## [Records provided]
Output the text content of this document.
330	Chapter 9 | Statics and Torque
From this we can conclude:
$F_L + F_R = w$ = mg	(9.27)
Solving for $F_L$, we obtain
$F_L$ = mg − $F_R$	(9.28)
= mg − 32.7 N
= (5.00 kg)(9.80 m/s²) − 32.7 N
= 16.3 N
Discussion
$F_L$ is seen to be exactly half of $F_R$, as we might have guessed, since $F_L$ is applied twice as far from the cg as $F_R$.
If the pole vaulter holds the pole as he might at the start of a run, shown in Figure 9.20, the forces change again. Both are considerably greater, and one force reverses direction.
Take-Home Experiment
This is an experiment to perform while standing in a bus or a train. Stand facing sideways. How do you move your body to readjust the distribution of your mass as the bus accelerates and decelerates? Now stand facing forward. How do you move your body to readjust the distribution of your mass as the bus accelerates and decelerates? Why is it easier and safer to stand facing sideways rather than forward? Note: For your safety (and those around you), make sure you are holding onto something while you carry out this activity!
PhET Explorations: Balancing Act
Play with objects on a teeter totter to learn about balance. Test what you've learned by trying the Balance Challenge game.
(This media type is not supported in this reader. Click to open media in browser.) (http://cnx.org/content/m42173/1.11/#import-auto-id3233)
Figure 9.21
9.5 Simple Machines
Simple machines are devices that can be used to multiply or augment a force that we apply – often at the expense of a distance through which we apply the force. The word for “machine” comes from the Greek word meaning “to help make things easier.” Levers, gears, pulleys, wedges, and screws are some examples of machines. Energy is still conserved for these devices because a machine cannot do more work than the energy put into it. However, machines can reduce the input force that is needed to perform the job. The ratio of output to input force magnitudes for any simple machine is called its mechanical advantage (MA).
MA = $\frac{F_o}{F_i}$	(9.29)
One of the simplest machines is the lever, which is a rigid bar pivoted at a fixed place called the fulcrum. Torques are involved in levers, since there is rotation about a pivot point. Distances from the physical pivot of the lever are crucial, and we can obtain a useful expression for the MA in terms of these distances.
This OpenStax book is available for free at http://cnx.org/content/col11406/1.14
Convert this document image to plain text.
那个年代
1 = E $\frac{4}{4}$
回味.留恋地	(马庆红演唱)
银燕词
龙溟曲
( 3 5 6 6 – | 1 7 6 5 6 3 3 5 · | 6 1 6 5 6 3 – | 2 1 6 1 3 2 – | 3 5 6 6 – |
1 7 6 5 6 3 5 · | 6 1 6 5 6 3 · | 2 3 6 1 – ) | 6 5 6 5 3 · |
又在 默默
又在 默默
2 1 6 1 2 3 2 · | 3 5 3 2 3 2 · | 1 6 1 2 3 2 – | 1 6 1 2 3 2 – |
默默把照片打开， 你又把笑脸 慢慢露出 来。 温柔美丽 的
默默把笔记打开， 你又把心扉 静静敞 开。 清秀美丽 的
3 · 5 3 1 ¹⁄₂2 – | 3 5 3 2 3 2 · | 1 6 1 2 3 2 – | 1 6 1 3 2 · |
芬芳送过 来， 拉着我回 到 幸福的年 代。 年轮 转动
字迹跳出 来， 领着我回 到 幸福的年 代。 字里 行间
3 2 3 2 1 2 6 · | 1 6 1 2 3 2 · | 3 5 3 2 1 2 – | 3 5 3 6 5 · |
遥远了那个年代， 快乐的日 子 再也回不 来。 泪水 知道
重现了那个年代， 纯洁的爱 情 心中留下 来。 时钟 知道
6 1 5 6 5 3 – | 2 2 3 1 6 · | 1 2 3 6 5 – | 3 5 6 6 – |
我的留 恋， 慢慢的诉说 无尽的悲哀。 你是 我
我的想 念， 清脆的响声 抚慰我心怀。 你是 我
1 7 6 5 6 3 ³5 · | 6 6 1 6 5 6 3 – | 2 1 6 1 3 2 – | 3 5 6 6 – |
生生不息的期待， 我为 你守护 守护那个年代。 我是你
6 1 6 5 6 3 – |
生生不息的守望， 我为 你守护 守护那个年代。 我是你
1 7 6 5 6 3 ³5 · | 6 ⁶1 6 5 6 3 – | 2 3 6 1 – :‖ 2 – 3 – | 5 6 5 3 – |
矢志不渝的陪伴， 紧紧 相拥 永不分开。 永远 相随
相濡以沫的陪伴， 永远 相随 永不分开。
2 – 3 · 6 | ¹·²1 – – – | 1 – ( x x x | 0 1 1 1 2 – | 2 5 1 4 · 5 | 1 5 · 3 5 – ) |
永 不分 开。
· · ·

## [Goal]
For each line of the listing that holds the word "content", show that line.

## [Response]
Output the text content of this document.
(This media type is not supported in this reader. Click to open media in browser.) (http://cnx.org/content/m42173/1.11/#import-auto-id3233)
This OpenStax book is available for free at http://cnx.org/content/col11406/1.14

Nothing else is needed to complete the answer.